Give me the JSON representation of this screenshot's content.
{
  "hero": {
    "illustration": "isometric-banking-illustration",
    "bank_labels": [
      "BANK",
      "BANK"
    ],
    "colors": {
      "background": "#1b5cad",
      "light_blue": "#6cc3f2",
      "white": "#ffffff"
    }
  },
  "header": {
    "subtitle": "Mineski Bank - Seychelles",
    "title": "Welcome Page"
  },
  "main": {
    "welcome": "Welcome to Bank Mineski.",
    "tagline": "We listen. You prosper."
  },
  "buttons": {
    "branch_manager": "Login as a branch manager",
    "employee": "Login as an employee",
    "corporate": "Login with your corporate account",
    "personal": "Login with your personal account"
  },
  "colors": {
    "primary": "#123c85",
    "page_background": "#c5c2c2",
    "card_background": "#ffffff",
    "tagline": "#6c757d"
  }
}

■ **Challenge**: Your task is to return the full listing exactly as it was given.

■ **Full answer**:
Give me the JSON representation of this screenshot's content.
{
  "hero": {
    "illustration": "isometric-banking-illustration",
    "bank_labels": [
      "BANK",
      "BANK"
    ],
    "colors": {
      "background": "#1b5cad",
      "light_blue": "#6cc3f2",
      "white": "#ffffff"
    }
  },
  "header": {
    "subtitle": "Mineski Bank - Seychelles",
    "title": "Welcome Page"
  },
  "main": {
    "welcome": "Welcome to Bank Mineski.",
    "tagline": "We listen. You prosper."
  },
  "buttons": {
    "branch_manager": "Login as a branch manager",
    "employee": "Login as an employee",
    "corporate": "Login with your corporate account",
    "personal": "Login with your personal account"
  },
  "colors": {
    "primary": "#123c85",
    "page_background": "#c5c2c2",
    "card_background": "#ffffff",
    "tagline": "#6c757d"
  }
}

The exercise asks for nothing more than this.